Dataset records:

###

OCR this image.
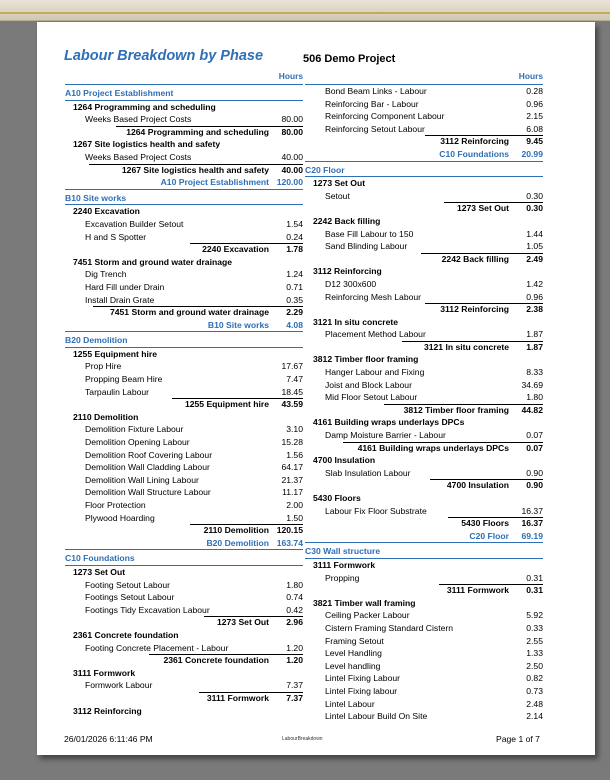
Labour Breakdown by Phase	506 Demo Project
Hours
A10 Project Establishment
1264 Programming and scheduling
Weeks Based Project Costs	80.00
1264 Programming and scheduling 80.00
1267 Site logistics health and safety
Weeks Based Project Costs	40.00
1267 Site logistics health and safety 40.00
A10 Project Establishment 120.00
B10 Site works
2240 Excavation
Excavation Builder Setout	1.54
H and S Spotter	0.24
2240 Excavation 1.78
7451 Storm and ground water drainage
Dig Trench	1.24
Hard Fill under Drain	0.71
Install Drain Grate	0.35
7451 Storm and ground water drainage 2.29
B10 Site works 4.08
B20 Demolition
1255 Equipment hire
Prop Hire	17.67
Propping Beam Hire	7.47
Tarpaulin Labour	18.45
1255 Equipment hire 43.59
2110 Demolition
Demolition Fixture Labour	3.10
Demolition Opening Labour	15.28
Demolition Roof Covering Labour	1.56
Demolition Wall Cladding Labour	64.17
Demolition Wall Lining Labour	21.37
Demolition Wall Structure Labour	11.17
Floor Protection	2.00
Plywood Hoarding	1.50
2110 Demolition 120.15
B20 Demolition 163.74
C10 Foundations
1273 Set Out
Footing Setout Labour	1.80
Footings Setout Labour	0.74
Footings Tidy Excavation Labour	0.42
1273 Set Out 2.96
2361 Concrete foundation
Footing Concrete Placement - Labour	1.20
2361 Concrete foundation 1.20
3111 Formwork
Formwork Labour	7.37
3111 Formwork 7.37
3112 Reinforcing
Hours
Bond Beam Links - Labour	0.28
Reinforcing Bar - Labour	0.96
Reinforcing Component Labour	2.15
Reinforcing Setout Labour	6.08
3112 Reinforcing 9.45
C10 Foundations 20.99
C20 Floor
1273 Set Out
Setout	0.30
1273 Set Out 0.30
2242 Back filling
Base Fill Labour to 150	1.44
Sand Blinding Labour	1.05
2242 Back filling 2.49
3112 Reinforcing
D12 300x600	1.42
Reinforcing Mesh Labour	0.96
3112 Reinforcing 2.38
3121 In situ concrete
Placement Method Labour	1.87
3121 In situ concrete 1.87
3812 Timber floor framing
Hanger Labour and Fixing	8.33
Joist and Block Labour	34.69
Mid Floor Setout Labour	1.80
3812 Timber floor framing 44.82
4161 Building wraps underlays DPCs
Damp Moisture Barrier - Labour	0.07
4161 Building wraps underlays DPCs 0.07
4700 Insulation
Slab Insulation Labour	0.90
4700 Insulation 0.90
5430 Floors
Labour Fix Floor Substrate	16.37
5430 Floors 16.37
C20 Floor 69.19
C30 Wall structure
3111 Formwork
Propping	0.31
3111 Formwork 0.31
3821 Timber wall framing
Ceiling Packer Labour	5.92
Cistern Framing Standard Cistern	0.33
Framing Setout	2.55
Level Handling	1.33
Level handling	2.50
Lintel Fixing Labour	0.82
Lintel Fixing labour	0.73
Lintel Labour	2.48
Lintel Labour Build On Site	2.14
26/01/2026 6:11:46 PM	LabourBreakdown	Page 1 of 7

###

- **WHAT NEEDS TO BE DONE**: The records shown above are to be repeated exactly, with the pictures left out.

- **THE COMPLETED TASK**:
OCR this image.
Labour Breakdown by Phase	506 Demo Project
Hours
A10 Project Establishment
1264 Programming and scheduling
Weeks Based Project Costs	80.00
1264 Programming and scheduling 80.00
1267 Site logistics health and safety
Weeks Based Project Costs	40.00
1267 Site logistics health and safety 40.00
A10 Project Establishment 120.00
B10 Site works
2240 Excavation
Excavation Builder Setout	1.54
H and S Spotter	0.24
2240 Excavation 1.78
7451 Storm and ground water drainage
Dig Trench	1.24
Hard Fill under Drain	0.71
Install Drain Grate	0.35
7451 Storm and ground water drainage 2.29
B10 Site works 4.08
B20 Demolition
1255 Equipment hire
Prop Hire	17.67
Propping Beam Hire	7.47
Tarpaulin Labour	18.45
1255 Equipment hire 43.59
2110 Demolition
Demolition Fixture Labour	3.10
Demolition Opening Labour	15.28
Demolition Roof Covering Labour	1.56
Demolition Wall Cladding Labour	64.17
Demolition Wall Lining Labour	21.37
Demolition Wall Structure Labour	11.17
Floor Protection	2.00
Plywood Hoarding	1.50
2110 Demolition 120.15
B20 Demolition 163.74
C10 Foundations
1273 Set Out
Footing Setout Labour	1.80
Footings Setout Labour	0.74
Footings Tidy Excavation Labour	0.42
1273 Set Out 2.96
2361 Concrete foundation
Footing Concrete Placement - Labour	1.20
2361 Concrete foundation 1.20
3111 Formwork
Formwork Labour	7.37
3111 Formwork 7.37
3112 Reinforcing
Hours
Bond Beam Links - Labour	0.28
Reinforcing Bar - Labour	0.96
Reinforcing Component Labour	2.15
Reinforcing Setout Labour	6.08
3112 Reinforcing 9.45
C10 Foundations 20.99
C20 Floor
1273 Set Out
Setout	0.30
1273 Set Out 0.30
2242 Back filling
Base Fill Labour to 150	1.44
Sand Blinding Labour	1.05
2242 Back filling 2.49
3112 Reinforcing
D12 300x600	1.42
Reinforcing Mesh Labour	0.96
3112 Reinforcing 2.38
3121 In situ concrete
Placement Method Labour	1.87
3121 In situ concrete 1.87
3812 Timber floor framing
Hanger Labour and Fixing	8.33
Joist and Block Labour	34.69
Mid Floor Setout Labour	1.80
3812 Timber floor framing 44.82
4161 Building wraps underlays DPCs
Damp Moisture Barrier - Labour	0.07
4161 Building wraps underlays DPCs 0.07
4700 Insulation
Slab Insulation Labour	0.90
4700 Insulation 0.90
5430 Floors
Labour Fix Floor Substrate	16.37
5430 Floors 16.37
C20 Floor 69.19
C30 Wall structure
3111 Formwork
Propping	0.31
3111 Formwork 0.31
3821 Timber wall framing
Ceiling Packer Labour	5.92
Cistern Framing Standard Cistern	0.33
Framing Setout	2.55
Level Handling	1.33
Level handling	2.50
Lintel Fixing Labour	0.82
Lintel Fixing labour	0.73
Lintel Labour	2.48
Lintel Labour Build On Site	2.14
26/01/2026 6:11:46 PM	LabourBreakdown	Page 1 of 7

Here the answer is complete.